Job ▸
Work out how many lines include "darf" and answer with that number only.

Collected data entries
========================================================================
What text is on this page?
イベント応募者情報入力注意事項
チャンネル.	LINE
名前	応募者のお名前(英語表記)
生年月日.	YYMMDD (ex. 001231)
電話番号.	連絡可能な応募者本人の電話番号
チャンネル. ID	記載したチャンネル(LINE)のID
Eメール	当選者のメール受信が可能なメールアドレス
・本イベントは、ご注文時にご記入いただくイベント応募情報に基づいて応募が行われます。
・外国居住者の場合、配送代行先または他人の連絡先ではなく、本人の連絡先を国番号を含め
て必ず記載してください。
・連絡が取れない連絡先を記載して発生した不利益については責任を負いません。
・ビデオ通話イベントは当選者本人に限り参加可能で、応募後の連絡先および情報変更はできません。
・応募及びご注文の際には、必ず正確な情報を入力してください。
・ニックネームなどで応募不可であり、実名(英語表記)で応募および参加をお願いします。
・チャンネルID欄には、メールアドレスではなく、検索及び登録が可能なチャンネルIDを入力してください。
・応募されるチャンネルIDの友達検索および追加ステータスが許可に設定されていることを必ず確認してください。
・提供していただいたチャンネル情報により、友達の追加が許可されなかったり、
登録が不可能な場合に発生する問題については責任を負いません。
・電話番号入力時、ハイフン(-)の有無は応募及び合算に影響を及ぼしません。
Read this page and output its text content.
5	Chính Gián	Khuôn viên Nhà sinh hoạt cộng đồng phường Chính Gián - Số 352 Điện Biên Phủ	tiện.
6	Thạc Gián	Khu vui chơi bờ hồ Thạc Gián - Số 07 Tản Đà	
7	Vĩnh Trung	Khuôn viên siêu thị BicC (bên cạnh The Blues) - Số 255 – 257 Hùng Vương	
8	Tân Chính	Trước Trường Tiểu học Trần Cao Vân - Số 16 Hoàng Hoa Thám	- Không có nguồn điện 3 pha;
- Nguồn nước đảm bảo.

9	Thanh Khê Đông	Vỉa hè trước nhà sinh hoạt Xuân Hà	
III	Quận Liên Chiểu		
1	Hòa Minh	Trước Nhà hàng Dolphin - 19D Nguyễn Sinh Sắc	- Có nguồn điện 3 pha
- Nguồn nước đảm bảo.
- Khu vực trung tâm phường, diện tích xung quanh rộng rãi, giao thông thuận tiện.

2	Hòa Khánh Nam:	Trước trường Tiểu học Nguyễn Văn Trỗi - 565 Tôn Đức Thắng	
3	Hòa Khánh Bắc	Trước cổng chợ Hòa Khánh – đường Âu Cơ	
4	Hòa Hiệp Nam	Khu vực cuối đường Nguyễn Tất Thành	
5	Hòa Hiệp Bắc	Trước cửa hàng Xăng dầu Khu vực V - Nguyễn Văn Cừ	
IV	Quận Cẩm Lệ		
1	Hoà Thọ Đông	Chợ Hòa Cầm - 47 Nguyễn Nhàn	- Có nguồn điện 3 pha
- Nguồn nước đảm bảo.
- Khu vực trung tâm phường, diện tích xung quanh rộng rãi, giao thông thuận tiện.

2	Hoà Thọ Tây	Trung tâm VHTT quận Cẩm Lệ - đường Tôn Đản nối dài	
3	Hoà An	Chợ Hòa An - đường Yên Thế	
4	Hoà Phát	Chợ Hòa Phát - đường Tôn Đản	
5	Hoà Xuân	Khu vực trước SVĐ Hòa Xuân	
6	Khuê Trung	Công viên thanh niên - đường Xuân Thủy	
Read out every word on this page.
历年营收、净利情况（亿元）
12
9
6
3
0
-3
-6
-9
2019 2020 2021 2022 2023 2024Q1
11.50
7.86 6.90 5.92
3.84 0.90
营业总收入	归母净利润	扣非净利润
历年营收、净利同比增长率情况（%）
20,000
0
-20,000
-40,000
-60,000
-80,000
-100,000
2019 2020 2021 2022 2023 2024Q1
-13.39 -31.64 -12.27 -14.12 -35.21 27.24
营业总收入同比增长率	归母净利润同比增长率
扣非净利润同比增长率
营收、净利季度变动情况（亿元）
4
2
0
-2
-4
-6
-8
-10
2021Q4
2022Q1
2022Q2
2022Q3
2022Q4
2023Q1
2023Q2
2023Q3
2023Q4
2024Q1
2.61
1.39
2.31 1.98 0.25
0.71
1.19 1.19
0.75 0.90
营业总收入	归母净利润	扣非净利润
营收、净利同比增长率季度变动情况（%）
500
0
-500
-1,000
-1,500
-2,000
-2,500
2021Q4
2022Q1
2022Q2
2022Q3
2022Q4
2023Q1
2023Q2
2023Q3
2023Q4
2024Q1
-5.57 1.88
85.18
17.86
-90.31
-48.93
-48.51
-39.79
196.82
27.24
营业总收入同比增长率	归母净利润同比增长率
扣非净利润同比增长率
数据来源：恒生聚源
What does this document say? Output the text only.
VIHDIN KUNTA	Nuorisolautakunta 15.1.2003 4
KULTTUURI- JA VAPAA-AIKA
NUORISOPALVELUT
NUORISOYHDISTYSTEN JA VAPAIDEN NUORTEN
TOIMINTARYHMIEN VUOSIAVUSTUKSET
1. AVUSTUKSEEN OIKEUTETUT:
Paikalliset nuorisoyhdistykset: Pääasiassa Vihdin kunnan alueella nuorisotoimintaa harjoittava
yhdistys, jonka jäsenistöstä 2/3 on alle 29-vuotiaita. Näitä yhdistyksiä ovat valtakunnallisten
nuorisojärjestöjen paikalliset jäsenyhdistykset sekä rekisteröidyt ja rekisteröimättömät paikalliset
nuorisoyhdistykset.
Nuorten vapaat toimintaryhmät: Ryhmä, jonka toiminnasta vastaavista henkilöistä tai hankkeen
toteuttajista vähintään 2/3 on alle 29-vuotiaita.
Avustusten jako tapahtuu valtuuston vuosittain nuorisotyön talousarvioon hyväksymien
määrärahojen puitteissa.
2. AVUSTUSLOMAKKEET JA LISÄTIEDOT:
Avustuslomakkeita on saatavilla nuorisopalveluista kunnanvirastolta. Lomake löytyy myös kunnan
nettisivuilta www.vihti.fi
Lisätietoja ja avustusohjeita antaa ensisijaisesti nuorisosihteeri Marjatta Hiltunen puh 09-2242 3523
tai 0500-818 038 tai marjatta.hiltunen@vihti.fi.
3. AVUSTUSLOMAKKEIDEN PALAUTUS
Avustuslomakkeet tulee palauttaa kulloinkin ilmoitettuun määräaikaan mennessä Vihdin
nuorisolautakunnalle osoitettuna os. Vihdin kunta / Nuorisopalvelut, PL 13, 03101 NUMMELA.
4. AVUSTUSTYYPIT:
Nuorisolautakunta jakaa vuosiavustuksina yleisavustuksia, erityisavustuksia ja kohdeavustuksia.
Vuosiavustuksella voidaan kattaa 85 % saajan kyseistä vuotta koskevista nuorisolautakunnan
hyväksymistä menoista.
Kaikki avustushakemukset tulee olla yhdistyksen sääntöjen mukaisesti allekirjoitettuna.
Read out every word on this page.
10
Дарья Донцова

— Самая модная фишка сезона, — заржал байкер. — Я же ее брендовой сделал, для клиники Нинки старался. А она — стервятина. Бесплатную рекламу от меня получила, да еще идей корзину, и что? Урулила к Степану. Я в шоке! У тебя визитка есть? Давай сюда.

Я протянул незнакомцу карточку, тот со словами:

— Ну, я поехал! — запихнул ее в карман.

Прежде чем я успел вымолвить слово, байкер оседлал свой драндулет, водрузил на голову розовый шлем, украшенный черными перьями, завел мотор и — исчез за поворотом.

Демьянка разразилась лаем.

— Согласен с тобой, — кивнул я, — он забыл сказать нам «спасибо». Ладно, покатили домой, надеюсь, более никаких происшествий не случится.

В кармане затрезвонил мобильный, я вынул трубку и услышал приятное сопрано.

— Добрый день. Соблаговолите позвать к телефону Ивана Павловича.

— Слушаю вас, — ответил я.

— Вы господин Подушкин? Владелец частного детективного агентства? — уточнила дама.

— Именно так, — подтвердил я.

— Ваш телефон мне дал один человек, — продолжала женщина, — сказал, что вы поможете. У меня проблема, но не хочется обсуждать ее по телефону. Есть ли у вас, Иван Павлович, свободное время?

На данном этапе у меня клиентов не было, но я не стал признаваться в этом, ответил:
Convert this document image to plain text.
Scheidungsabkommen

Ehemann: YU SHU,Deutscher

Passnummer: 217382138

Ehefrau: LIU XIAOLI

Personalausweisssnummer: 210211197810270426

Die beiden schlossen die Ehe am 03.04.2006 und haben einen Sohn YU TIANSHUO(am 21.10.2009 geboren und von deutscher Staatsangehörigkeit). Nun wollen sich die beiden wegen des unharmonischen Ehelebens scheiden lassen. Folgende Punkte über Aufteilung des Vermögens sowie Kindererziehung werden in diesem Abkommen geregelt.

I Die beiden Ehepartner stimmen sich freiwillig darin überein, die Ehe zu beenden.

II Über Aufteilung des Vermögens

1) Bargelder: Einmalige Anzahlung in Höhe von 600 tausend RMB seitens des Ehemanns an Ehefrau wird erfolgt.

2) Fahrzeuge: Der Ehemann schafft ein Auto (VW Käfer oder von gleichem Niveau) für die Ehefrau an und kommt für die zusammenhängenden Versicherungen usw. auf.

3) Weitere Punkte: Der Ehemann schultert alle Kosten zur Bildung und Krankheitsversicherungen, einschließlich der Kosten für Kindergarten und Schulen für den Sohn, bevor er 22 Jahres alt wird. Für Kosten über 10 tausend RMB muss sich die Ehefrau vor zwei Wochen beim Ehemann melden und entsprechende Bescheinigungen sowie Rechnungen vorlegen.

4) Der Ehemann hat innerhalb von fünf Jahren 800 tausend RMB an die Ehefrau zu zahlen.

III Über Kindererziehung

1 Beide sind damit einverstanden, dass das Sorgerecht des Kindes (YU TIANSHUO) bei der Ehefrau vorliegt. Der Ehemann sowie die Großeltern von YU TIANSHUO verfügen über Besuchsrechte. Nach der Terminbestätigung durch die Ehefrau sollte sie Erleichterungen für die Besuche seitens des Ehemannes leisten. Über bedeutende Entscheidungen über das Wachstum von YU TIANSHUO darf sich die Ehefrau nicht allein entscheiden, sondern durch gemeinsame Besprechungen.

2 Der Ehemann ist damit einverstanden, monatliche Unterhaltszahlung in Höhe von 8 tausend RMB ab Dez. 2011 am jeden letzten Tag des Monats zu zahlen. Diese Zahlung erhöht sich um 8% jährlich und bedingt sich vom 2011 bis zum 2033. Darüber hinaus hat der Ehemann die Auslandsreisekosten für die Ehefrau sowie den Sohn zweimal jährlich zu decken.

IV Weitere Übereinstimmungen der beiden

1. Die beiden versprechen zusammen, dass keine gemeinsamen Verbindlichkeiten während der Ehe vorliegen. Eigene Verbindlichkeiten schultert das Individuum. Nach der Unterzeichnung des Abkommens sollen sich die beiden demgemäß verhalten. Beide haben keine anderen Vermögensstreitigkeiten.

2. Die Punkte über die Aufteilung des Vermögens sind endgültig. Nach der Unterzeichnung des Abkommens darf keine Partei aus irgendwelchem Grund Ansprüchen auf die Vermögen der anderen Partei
========================================================================
Output for this exercise ▸
2